* _Objective_
Identify each line in the records below that contains the word "Tiempo", and copy it.

Collected data entries
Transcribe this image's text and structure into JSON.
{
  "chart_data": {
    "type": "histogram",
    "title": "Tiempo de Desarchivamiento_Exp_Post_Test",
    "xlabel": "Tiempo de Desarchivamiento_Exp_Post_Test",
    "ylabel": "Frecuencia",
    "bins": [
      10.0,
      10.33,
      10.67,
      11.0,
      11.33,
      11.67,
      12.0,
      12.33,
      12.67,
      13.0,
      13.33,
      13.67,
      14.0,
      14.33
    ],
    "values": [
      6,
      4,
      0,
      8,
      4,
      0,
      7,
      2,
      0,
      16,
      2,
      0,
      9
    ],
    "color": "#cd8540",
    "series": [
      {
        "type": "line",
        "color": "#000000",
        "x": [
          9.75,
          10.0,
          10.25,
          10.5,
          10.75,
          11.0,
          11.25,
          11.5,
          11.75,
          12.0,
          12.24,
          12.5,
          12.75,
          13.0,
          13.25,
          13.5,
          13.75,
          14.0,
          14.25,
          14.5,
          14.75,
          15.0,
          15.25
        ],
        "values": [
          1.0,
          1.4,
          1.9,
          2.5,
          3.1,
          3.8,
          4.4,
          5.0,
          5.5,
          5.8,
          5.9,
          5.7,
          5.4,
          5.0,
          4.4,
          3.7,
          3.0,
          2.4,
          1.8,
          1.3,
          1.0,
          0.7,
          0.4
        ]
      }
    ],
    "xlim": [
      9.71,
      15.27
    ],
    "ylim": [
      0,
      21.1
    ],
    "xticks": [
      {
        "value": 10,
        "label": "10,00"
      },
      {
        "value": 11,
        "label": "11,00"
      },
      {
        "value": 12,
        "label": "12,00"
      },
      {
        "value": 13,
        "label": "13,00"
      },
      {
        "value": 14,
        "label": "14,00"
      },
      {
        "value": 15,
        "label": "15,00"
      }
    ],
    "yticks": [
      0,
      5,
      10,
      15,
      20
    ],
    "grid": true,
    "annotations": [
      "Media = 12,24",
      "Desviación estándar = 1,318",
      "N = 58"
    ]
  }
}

* _Solution to this problem_
    "title": "Tiempo de Desarchivamiento_Exp_Post_Test",
    "xlabel": "Tiempo de Desarchivamiento_Exp_Post_Test",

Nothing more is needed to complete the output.